Data shown:
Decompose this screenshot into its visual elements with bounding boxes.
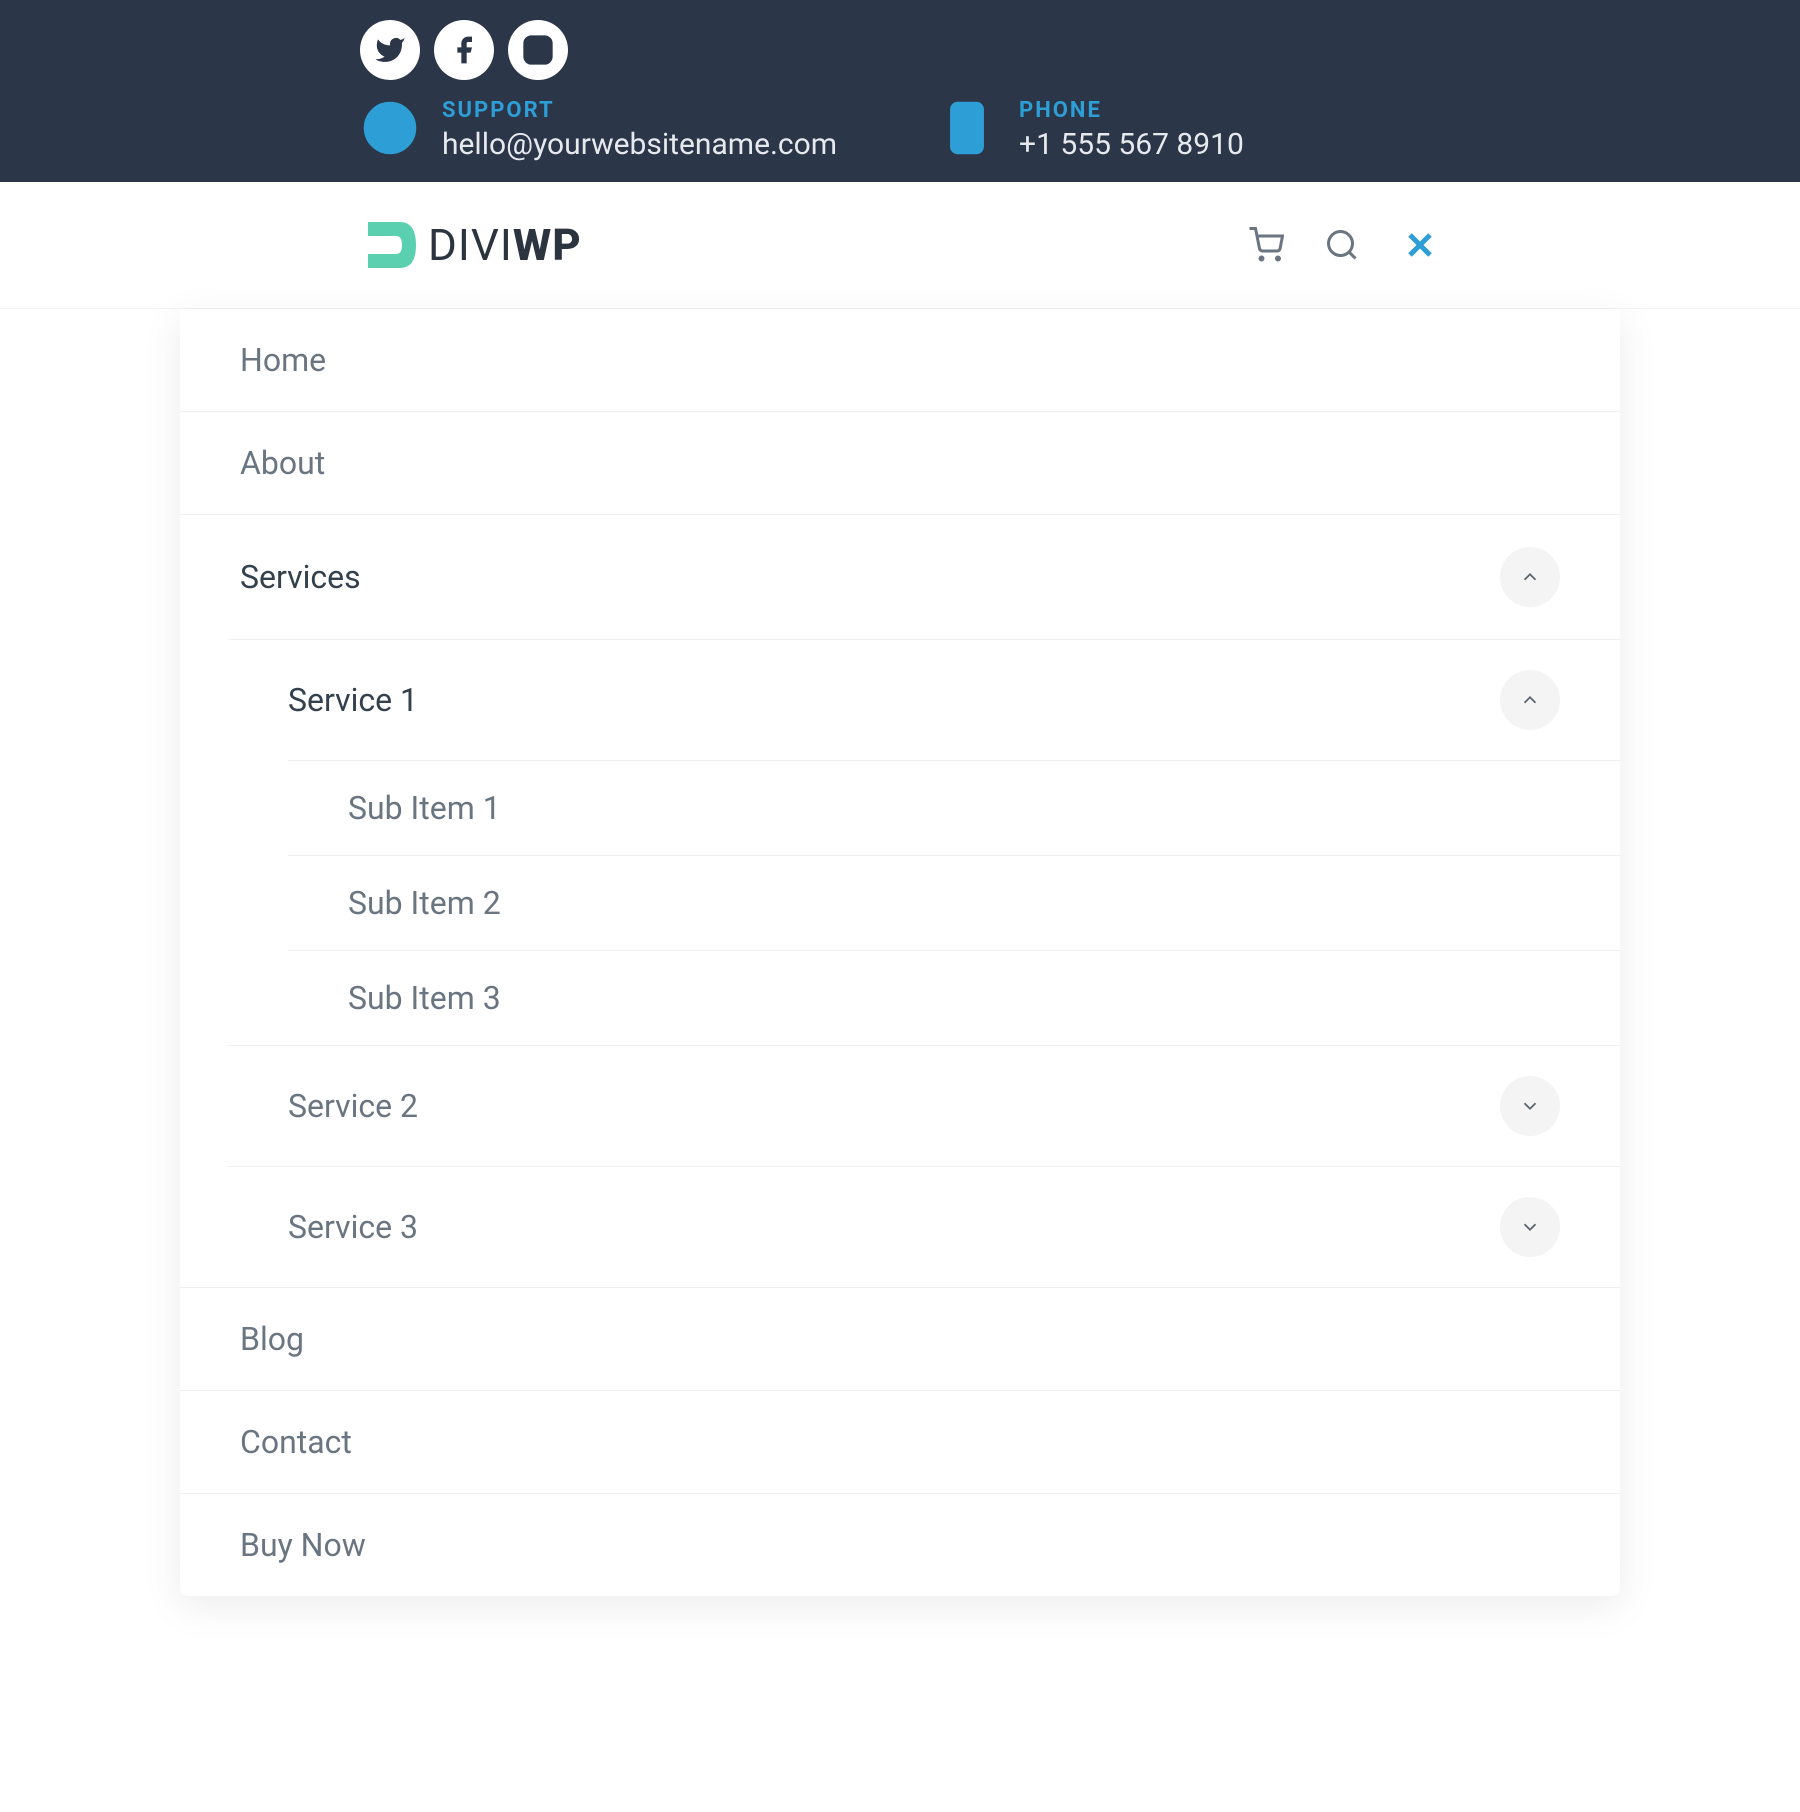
- menu-item-contact[interactable]: Contact: [180, 1391, 1620, 1493]
- chevron-down-icon[interactable]: [1500, 1076, 1560, 1136]
- logo[interactable]: DIVIWP: [360, 214, 582, 276]
- phone-block: PHONE +1 555 567 8910: [937, 98, 1244, 162]
- logo-text: DIVIWP: [428, 219, 582, 271]
- cart-icon[interactable]: [1248, 227, 1284, 263]
- topbar: SUPPORT hello@yourwebsitename.com PHONE …: [0, 0, 1800, 182]
- chevron-up-icon[interactable]: [1500, 670, 1560, 730]
- menu-item-sub-3[interactable]: Sub Item 3: [288, 951, 1620, 1045]
- lifebuoy-icon: [360, 98, 420, 158]
- phone-label: PHONE: [1019, 98, 1244, 123]
- support-label: SUPPORT: [442, 98, 837, 123]
- mobile-icon: [937, 98, 997, 158]
- logo-mark-icon: [360, 214, 422, 276]
- menu-item-blog[interactable]: Blog: [180, 1288, 1620, 1390]
- chevron-down-icon[interactable]: [1500, 1197, 1560, 1257]
- mobile-menu: Home About Services Service 1: [180, 309, 1620, 1596]
- menu-item-service-2[interactable]: Service 2: [228, 1046, 1620, 1166]
- menu-item-home[interactable]: Home: [180, 309, 1620, 411]
- menu-item-sub-2[interactable]: Sub Item 2: [288, 856, 1620, 950]
- twitter-icon[interactable]: [360, 20, 420, 80]
- social-links: [360, 20, 1440, 80]
- menu-item-about[interactable]: About: [180, 412, 1620, 514]
- menu-item-sub-1[interactable]: Sub Item 1: [288, 761, 1620, 855]
- menu-item-service-3[interactable]: Service 3: [228, 1167, 1620, 1287]
- menu-item-services[interactable]: Services: [180, 515, 1620, 639]
- menu-item-buy-now[interactable]: Buy Now: [180, 1494, 1620, 1596]
- close-icon[interactable]: [1400, 225, 1440, 265]
- instagram-icon[interactable]: [508, 20, 568, 80]
- search-icon[interactable]: [1324, 227, 1360, 263]
- facebook-icon[interactable]: [434, 20, 494, 80]
- menu-item-service-1[interactable]: Service 1: [228, 640, 1620, 760]
- chevron-up-icon[interactable]: [1500, 547, 1560, 607]
- support-value[interactable]: hello@yourwebsitename.com: [442, 127, 837, 162]
- support-block: SUPPORT hello@yourwebsitename.com: [360, 98, 837, 162]
- header: DIVIWP: [0, 182, 1800, 309]
- phone-value[interactable]: +1 555 567 8910: [1019, 127, 1244, 162]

Task directions:
Reproduce the part of the items that opens with the line containing "1391, 1620, 1493]" and closes with the final item, changing "chevron-down-icon" to "caret-down-icon" and leaving everything else unchanged. Give only that part.

The solution:
- menu-item-contact[interactable]: Contact: [180, 1391, 1620, 1493]
- caret-down-icon[interactable]: [1500, 1076, 1560, 1136]
- logo[interactable]: DIVIWP: [360, 214, 582, 276]
- phone-block: PHONE +1 555 567 8910: [937, 98, 1244, 162]
- logo-text: DIVIWP: [428, 219, 582, 271]
- cart-icon[interactable]: [1248, 227, 1284, 263]
- topbar: SUPPORT hello@yourwebsitename.com PHONE …: [0, 0, 1800, 182]
- chevron-up-icon[interactable]: [1500, 670, 1560, 730]
- menu-item-sub-3[interactable]: Sub Item 3: [288, 951, 1620, 1045]
- lifebuoy-icon: [360, 98, 420, 158]
- phone-label: PHONE: [1019, 98, 1244, 123]
- support-label: SUPPORT: [442, 98, 837, 123]
- mobile-icon: [937, 98, 997, 158]
- logo-mark-icon: [360, 214, 422, 276]
- menu-item-blog[interactable]: Blog: [180, 1288, 1620, 1390]
- caret-down-icon[interactable]: [1500, 1197, 1560, 1257]
- mobile-menu: Home About Services Service 1: [180, 309, 1620, 1596]
- menu-item-service-2[interactable]: Service 2: [228, 1046, 1620, 1166]
- menu-item-home[interactable]: Home: [180, 309, 1620, 411]
- menu-item-sub-2[interactable]: Sub Item 2: [288, 856, 1620, 950]
- twitter-icon[interactable]: [360, 20, 420, 80]
- social-links: [360, 20, 1440, 80]
- menu-item-about[interactable]: About: [180, 412, 1620, 514]
- menu-item-sub-1[interactable]: Sub Item 1: [288, 761, 1620, 855]
- menu-item-service-3[interactable]: Service 3: [228, 1167, 1620, 1287]
- menu-item-services[interactable]: Services: [180, 515, 1620, 639]
- menu-item-buy-now[interactable]: Buy Now: [180, 1494, 1620, 1596]
- close-icon[interactable]: [1400, 225, 1440, 265]
- instagram-icon[interactable]: [508, 20, 568, 80]
- search-icon[interactable]: [1324, 227, 1360, 263]
- facebook-icon[interactable]: [434, 20, 494, 80]
- menu-item-service-1[interactable]: Service 1: [228, 640, 1620, 760]
- chevron-up-icon[interactable]: [1500, 547, 1560, 607]
- support-value[interactable]: hello@yourwebsitename.com: [442, 127, 837, 162]
- support-block: SUPPORT hello@yourwebsitename.com: [360, 98, 837, 162]
- header: DIVIWP: [0, 182, 1800, 309]
- phone-value[interactable]: +1 555 567 8910: [1019, 127, 1244, 162]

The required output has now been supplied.